Stored data entries
<<<<
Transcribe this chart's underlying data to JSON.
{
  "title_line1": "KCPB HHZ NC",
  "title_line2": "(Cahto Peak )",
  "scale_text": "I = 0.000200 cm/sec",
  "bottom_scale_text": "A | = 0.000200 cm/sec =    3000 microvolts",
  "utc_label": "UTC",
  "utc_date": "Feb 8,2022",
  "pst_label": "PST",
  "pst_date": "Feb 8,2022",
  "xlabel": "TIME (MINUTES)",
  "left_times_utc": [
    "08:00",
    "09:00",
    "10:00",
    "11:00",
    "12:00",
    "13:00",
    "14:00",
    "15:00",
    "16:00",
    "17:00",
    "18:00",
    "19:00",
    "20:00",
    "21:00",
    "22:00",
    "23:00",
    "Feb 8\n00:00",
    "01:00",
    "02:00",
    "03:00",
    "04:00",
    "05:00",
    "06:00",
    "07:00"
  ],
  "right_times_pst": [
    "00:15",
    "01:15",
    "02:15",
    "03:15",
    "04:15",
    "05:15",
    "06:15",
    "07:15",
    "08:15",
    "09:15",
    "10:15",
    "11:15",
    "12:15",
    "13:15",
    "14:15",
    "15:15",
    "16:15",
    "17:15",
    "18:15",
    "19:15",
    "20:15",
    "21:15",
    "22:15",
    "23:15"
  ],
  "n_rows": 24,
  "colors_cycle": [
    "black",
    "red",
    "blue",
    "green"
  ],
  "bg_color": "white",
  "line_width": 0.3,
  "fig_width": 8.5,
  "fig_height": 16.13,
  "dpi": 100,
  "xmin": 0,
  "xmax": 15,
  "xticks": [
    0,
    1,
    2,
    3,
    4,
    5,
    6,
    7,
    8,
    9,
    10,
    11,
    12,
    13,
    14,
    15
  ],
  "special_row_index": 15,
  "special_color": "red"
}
>>>>
## Goal
Take the entries above and copy them out exactly.

## Exercise answer
Transcribe this chart's underlying data to JSON.
{
  "title_line1": "KCPB HHZ NC",
  "title_line2": "(Cahto Peak )",
  "scale_text": "I = 0.000200 cm/sec",
  "bottom_scale_text": "A | = 0.000200 cm/sec =    3000 microvolts",
  "utc_label": "UTC",
  "utc_date": "Feb 8,2022",
  "pst_label": "PST",
  "pst_date": "Feb 8,2022",
  "xlabel": "TIME (MINUTES)",
  "left_times_utc": [
    "08:00",
    "09:00",
    "10:00",
    "11:00",
    "12:00",
    "13:00",
    "14:00",
    "15:00",
    "16:00",
    "17:00",
    "18:00",
    "19:00",
    "20:00",
    "21:00",
    "22:00",
    "23:00",
    "Feb 8\n00:00",
    "01:00",
    "02:00",
    "03:00",
    "04:00",
    "05:00",
    "06:00",
    "07:00"
  ],
  "right_times_pst": [
    "00:15",
    "01:15",
    "02:15",
    "03:15",
    "04:15",
    "05:15",
    "06:15",
    "07:15",
    "08:15",
    "09:15",
    "10:15",
    "11:15",
    "12:15",
    "13:15",
    "14:15",
    "15:15",
    "16:15",
    "17:15",
    "18:15",
    "19:15",
    "20:15",
    "21:15",
    "22:15",
    "23:15"
  ],
  "n_rows": 24,
  "colors_cycle": [
    "black",
    "red",
    "blue",
    "green"
  ],
  "bg_color": "white",
  "line_width": 0.3,
  "fig_width": 8.5,
  "fig_height": 16.13,
  "dpi": 100,
  "xmin": 0,
  "xmax": 15,
  "xticks": [
    0,
    1,
    2,
    3,
    4,
    5,
    6,
    7,
    8,
    9,
    10,
    11,
    12,
    13,
    14,
    15
  ],
  "special_row_index": 15,
  "special_color": "red"
}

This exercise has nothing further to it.